[EXERCISE INPUTS]:

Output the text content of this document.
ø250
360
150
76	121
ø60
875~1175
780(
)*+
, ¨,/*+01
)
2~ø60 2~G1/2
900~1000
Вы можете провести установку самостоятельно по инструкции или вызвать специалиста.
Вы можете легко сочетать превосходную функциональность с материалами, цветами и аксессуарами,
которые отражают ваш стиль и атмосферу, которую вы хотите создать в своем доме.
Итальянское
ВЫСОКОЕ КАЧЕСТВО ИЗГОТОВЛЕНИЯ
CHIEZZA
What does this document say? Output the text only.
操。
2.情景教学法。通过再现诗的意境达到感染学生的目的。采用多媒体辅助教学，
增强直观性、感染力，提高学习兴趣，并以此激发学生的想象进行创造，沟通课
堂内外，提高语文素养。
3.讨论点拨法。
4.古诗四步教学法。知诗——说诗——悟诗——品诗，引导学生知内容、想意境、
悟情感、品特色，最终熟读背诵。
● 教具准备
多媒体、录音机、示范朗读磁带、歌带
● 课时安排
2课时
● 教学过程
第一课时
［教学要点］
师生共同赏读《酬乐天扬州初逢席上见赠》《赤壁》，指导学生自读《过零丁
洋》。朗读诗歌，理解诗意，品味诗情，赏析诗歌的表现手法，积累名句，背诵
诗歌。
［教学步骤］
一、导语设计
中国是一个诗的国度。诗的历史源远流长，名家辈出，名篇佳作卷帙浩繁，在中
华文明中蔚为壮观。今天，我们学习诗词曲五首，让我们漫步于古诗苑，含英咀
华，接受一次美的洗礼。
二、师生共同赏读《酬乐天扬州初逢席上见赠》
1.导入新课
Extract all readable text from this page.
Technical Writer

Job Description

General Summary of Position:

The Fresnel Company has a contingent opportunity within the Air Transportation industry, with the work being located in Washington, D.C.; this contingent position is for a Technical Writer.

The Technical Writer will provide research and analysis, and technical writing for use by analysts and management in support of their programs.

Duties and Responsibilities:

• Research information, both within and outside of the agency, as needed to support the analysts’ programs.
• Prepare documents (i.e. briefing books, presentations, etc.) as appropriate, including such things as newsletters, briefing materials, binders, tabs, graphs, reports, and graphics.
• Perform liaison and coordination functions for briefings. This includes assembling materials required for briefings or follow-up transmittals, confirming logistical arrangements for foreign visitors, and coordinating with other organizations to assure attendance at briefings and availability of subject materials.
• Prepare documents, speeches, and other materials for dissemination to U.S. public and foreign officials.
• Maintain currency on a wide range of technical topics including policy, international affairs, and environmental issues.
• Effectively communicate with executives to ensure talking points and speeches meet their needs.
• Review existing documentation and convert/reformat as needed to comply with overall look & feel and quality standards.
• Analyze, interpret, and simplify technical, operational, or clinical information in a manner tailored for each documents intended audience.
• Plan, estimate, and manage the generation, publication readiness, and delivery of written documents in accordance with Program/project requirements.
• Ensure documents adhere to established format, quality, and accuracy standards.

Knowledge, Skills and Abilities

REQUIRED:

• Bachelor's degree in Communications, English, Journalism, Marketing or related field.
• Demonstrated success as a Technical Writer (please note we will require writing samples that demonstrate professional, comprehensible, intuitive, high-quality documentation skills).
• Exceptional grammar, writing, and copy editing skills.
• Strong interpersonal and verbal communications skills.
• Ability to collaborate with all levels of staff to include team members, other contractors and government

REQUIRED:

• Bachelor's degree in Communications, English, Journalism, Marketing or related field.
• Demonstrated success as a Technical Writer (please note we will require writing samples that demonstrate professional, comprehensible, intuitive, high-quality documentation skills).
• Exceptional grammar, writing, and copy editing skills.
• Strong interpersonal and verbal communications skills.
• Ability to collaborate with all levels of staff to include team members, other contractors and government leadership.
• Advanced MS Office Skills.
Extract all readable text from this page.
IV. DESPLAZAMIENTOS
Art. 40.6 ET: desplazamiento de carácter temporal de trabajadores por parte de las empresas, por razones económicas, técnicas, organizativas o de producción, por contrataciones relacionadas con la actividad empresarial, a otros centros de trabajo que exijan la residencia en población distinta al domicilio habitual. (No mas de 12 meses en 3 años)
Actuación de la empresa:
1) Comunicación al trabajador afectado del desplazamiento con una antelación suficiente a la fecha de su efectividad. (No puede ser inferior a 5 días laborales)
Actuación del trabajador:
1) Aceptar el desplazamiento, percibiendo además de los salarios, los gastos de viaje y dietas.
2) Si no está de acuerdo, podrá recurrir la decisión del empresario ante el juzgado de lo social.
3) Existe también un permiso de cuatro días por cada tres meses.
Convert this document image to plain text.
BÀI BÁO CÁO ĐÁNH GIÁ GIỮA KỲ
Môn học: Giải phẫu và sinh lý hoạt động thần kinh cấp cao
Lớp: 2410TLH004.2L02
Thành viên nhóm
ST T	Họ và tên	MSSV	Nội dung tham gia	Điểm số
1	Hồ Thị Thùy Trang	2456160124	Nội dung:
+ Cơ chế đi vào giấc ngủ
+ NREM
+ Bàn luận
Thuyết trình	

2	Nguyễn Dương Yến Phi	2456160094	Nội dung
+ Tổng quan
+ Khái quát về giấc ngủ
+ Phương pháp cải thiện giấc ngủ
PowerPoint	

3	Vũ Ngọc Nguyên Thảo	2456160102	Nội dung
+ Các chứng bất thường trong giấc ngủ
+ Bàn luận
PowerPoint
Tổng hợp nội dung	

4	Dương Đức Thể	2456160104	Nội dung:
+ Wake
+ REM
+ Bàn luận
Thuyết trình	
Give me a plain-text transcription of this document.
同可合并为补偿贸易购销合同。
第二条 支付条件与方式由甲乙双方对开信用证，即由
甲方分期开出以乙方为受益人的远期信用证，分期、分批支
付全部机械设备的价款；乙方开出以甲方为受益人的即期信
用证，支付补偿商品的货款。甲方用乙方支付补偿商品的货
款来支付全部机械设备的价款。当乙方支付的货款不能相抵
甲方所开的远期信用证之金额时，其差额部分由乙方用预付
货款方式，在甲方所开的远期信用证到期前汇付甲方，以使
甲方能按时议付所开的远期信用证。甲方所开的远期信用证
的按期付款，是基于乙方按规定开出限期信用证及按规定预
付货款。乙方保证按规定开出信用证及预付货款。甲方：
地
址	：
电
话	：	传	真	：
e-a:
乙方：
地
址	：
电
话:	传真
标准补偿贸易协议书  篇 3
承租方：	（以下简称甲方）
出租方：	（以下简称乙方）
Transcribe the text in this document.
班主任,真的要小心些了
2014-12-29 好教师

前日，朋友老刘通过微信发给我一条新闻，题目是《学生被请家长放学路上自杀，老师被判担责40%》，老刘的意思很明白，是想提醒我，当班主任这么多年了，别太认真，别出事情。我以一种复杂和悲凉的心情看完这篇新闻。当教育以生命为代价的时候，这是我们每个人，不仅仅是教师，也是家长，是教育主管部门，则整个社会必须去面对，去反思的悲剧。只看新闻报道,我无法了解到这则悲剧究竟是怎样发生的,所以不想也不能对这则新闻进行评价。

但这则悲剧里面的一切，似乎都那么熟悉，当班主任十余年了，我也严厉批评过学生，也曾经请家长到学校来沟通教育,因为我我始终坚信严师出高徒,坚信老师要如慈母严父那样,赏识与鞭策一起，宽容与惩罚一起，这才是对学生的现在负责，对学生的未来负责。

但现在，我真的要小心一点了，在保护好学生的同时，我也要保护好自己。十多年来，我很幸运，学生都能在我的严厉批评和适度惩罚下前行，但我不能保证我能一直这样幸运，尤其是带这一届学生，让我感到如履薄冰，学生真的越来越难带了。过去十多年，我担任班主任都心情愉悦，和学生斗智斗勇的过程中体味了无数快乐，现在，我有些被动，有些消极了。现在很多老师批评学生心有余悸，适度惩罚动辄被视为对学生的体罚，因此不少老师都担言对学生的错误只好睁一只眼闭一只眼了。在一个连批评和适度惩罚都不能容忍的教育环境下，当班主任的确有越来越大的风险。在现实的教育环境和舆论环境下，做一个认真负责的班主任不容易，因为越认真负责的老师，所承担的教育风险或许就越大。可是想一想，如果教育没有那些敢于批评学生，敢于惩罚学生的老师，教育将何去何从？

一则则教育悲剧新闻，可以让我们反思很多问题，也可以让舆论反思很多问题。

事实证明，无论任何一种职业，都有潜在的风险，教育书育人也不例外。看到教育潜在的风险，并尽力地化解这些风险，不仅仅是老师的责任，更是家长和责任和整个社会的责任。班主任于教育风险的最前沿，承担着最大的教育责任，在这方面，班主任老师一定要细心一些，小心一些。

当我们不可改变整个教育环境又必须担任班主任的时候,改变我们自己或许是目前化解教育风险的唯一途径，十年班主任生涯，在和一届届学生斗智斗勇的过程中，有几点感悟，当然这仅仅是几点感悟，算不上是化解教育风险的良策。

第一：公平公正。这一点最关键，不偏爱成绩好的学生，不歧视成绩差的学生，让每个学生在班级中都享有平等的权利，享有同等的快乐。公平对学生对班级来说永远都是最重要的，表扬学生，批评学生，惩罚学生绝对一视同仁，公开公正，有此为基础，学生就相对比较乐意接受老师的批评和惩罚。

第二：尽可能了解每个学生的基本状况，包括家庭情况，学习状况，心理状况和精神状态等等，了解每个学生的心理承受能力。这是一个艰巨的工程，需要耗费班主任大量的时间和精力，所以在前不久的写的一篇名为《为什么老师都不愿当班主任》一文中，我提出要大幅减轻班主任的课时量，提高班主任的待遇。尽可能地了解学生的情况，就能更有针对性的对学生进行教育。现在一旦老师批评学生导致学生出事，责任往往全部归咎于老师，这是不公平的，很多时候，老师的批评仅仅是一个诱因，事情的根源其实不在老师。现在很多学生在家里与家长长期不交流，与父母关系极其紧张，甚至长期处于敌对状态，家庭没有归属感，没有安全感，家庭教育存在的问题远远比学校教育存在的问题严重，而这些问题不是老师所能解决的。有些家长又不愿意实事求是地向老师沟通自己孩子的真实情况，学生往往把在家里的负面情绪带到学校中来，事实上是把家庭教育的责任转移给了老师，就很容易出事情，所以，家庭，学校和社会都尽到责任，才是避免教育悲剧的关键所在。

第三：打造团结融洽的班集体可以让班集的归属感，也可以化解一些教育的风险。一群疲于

[WORK REQUIRED]:
Count the lines of the data that include the string "programs", and give only that number.

[FULL SOLUTION]:
2